### DATA LISTING
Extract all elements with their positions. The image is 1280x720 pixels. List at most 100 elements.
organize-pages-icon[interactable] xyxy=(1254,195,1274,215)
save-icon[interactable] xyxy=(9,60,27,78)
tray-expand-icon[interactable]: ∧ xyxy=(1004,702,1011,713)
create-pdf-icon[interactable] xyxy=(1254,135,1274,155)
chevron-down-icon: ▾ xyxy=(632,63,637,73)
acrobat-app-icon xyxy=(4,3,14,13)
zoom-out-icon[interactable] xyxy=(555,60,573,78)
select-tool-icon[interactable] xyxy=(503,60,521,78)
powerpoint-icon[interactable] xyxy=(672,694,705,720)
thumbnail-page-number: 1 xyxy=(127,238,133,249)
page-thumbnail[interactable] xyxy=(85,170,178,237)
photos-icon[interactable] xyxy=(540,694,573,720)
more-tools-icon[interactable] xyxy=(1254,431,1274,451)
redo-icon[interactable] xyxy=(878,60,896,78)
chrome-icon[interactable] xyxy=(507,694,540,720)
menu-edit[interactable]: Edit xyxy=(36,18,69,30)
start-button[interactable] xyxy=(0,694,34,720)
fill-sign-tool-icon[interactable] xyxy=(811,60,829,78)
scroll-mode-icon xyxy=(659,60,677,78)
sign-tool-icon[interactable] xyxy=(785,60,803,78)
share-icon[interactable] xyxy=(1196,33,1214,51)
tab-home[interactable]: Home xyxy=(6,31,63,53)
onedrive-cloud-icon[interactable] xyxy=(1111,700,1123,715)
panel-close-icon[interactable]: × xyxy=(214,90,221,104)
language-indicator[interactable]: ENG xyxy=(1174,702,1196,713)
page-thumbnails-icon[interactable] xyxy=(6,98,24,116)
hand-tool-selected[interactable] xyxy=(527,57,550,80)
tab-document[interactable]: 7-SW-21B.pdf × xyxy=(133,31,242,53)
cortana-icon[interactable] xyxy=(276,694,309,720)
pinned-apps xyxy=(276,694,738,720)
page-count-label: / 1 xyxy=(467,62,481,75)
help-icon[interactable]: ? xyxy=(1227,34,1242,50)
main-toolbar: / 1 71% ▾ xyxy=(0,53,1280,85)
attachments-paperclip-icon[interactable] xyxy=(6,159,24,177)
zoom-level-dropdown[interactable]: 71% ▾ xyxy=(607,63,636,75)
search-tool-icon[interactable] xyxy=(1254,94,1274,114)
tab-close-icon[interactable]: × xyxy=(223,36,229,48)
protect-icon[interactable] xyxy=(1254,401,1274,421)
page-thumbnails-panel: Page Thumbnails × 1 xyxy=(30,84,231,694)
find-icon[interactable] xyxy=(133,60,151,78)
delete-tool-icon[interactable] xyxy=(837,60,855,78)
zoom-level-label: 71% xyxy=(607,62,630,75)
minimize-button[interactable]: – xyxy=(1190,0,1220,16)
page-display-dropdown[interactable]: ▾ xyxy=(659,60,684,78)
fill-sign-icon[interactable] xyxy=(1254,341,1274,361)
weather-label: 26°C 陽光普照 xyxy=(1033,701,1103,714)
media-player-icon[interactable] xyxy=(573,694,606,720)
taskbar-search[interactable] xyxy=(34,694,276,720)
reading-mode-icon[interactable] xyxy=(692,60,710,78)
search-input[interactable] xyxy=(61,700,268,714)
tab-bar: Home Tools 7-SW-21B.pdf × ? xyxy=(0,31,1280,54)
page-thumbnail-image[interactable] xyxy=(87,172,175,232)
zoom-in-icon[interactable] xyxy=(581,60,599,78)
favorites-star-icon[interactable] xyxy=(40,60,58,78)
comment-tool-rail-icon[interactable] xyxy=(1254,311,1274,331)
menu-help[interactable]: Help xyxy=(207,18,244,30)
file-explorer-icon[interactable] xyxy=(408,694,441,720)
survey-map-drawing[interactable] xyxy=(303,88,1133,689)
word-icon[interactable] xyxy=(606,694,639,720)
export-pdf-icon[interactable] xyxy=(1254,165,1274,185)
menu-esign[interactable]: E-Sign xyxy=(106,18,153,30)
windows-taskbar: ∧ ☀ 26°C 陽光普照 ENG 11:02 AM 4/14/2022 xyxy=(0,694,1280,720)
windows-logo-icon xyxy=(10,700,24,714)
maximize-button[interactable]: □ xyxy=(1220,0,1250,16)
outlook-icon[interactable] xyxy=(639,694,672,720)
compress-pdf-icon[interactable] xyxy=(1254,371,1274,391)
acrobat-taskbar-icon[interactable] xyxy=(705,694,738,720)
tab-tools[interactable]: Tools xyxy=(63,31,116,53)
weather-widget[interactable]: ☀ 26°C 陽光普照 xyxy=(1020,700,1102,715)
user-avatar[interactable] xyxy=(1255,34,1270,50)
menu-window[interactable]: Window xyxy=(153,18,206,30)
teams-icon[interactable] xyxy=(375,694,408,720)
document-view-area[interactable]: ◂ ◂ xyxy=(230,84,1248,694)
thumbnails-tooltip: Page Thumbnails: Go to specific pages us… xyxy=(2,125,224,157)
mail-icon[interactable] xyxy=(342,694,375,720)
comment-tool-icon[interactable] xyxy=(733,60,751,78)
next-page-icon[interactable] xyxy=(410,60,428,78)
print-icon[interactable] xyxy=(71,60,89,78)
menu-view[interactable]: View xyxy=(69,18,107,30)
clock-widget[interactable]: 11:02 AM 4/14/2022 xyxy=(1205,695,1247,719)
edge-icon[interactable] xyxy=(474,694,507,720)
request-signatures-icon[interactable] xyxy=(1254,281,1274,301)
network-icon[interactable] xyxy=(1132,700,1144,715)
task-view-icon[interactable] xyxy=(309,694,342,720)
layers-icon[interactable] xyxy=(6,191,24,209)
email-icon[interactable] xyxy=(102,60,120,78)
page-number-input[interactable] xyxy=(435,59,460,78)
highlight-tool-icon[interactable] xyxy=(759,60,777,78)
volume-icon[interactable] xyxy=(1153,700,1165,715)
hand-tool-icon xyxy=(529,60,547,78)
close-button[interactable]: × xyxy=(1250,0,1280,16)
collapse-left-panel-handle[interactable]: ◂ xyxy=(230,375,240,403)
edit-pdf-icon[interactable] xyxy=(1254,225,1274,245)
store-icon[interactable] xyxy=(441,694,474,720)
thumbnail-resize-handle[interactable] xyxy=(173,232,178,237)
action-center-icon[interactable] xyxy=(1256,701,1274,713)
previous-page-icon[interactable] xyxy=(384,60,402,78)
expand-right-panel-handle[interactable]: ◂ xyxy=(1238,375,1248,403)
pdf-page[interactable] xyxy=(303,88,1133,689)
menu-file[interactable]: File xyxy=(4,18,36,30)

### EXERCISE DIRECTIONS
Print the part of the listing from its start through the line containing "pinned-apps xyxy=(276,694,738,720)", both ends included, copying each line unchanged.

### SOLUTION
Extract all elements with their positions. The image is 1280x720 pixels. List at most 100 elements.
organize-pages-icon[interactable] xyxy=(1254,195,1274,215)
save-icon[interactable] xyxy=(9,60,27,78)
tray-expand-icon[interactable]: ∧ xyxy=(1004,702,1011,713)
create-pdf-icon[interactable] xyxy=(1254,135,1274,155)
chevron-down-icon: ▾ xyxy=(632,63,637,73)
acrobat-app-icon xyxy=(4,3,14,13)
zoom-out-icon[interactable] xyxy=(555,60,573,78)
select-tool-icon[interactable] xyxy=(503,60,521,78)
powerpoint-icon[interactable] xyxy=(672,694,705,720)
thumbnail-page-number: 1 xyxy=(127,238,133,249)
page-thumbnail[interactable] xyxy=(85,170,178,237)
photos-icon[interactable] xyxy=(540,694,573,720)
more-tools-icon[interactable] xyxy=(1254,431,1274,451)
redo-icon[interactable] xyxy=(878,60,896,78)
chrome-icon[interactable] xyxy=(507,694,540,720)
menu-edit[interactable]: Edit xyxy=(36,18,69,30)
start-button[interactable] xyxy=(0,694,34,720)
fill-sign-tool-icon[interactable] xyxy=(811,60,829,78)
scroll-mode-icon xyxy=(659,60,677,78)
sign-tool-icon[interactable] xyxy=(785,60,803,78)
share-icon[interactable] xyxy=(1196,33,1214,51)
tab-home[interactable]: Home xyxy=(6,31,63,53)
onedrive-cloud-icon[interactable] xyxy=(1111,700,1123,715)
panel-close-icon[interactable]: × xyxy=(214,90,221,104)
language-indicator[interactable]: ENG xyxy=(1174,702,1196,713)
page-thumbnails-icon[interactable] xyxy=(6,98,24,116)
hand-tool-selected[interactable] xyxy=(527,57,550,80)
tab-document[interactable]: 7-SW-21B.pdf × xyxy=(133,31,242,53)
cortana-icon[interactable] xyxy=(276,694,309,720)
pinned-apps xyxy=(276,694,738,720)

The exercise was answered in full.